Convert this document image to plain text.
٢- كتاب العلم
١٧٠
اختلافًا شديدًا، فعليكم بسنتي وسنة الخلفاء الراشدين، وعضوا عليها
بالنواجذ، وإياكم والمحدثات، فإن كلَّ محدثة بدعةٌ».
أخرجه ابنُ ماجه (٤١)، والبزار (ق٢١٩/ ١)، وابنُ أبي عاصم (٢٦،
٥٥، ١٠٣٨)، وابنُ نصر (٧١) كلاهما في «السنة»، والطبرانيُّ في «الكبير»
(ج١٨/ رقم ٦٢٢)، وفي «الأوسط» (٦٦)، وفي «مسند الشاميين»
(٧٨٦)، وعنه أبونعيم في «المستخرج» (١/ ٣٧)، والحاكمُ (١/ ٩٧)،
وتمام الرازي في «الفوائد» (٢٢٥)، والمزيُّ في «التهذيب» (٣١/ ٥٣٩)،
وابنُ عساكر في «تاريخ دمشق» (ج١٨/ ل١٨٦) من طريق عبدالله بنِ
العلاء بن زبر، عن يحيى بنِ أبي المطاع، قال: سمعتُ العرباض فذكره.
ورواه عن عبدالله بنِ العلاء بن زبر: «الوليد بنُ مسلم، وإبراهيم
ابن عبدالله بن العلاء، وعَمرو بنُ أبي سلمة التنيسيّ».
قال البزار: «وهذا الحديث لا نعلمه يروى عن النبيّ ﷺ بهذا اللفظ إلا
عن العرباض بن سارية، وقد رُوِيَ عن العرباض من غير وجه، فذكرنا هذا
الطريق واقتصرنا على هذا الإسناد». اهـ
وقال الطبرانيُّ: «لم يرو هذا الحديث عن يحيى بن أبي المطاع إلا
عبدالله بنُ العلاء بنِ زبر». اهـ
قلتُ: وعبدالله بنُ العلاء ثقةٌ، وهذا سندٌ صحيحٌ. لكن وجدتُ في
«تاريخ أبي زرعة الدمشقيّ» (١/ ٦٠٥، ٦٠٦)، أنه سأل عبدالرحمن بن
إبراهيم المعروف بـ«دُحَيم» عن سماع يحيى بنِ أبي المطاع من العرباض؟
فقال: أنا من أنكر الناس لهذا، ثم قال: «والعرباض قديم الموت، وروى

**WHAT THE TASK REQUIRES**
Repeat all of the records above exactly as they appear.

**EXERCISE RESULT**
Convert this document image to plain text.
٢- كتاب العلم
١٧٠
اختلافًا شديدًا، فعليكم بسنتي وسنة الخلفاء الراشدين، وعضوا عليها
بالنواجذ، وإياكم والمحدثات، فإن كلَّ محدثة بدعةٌ».
أخرجه ابنُ ماجه (٤١)، والبزار (ق٢١٩/ ١)، وابنُ أبي عاصم (٢٦،
٥٥، ١٠٣٨)، وابنُ نصر (٧١) كلاهما في «السنة»، والطبرانيُّ في «الكبير»
(ج١٨/ رقم ٦٢٢)، وفي «الأوسط» (٦٦)، وفي «مسند الشاميين»
(٧٨٦)، وعنه أبونعيم في «المستخرج» (١/ ٣٧)، والحاكمُ (١/ ٩٧)،
وتمام الرازي في «الفوائد» (٢٢٥)، والمزيُّ في «التهذيب» (٣١/ ٥٣٩)،
وابنُ عساكر في «تاريخ دمشق» (ج١٨/ ل١٨٦) من طريق عبدالله بنِ
العلاء بن زبر، عن يحيى بنِ أبي المطاع، قال: سمعتُ العرباض فذكره.
ورواه عن عبدالله بنِ العلاء بن زبر: «الوليد بنُ مسلم، وإبراهيم
ابن عبدالله بن العلاء، وعَمرو بنُ أبي سلمة التنيسيّ».
قال البزار: «وهذا الحديث لا نعلمه يروى عن النبيّ ﷺ بهذا اللفظ إلا
عن العرباض بن سارية، وقد رُوِيَ عن العرباض من غير وجه، فذكرنا هذا
الطريق واقتصرنا على هذا الإسناد». اهـ
وقال الطبرانيُّ: «لم يرو هذا الحديث عن يحيى بن أبي المطاع إلا
عبدالله بنُ العلاء بنِ زبر». اهـ
قلتُ: وعبدالله بنُ العلاء ثقةٌ، وهذا سندٌ صحيحٌ. لكن وجدتُ في
«تاريخ أبي زرعة الدمشقيّ» (١/ ٦٠٥، ٦٠٦)، أنه سأل عبدالرحمن بن
إبراهيم المعروف بـ«دُحَيم» عن سماع يحيى بنِ أبي المطاع من العرباض؟
فقال: أنا من أنكر الناس لهذا، ثم قال: «والعرباض قديم الموت، وروى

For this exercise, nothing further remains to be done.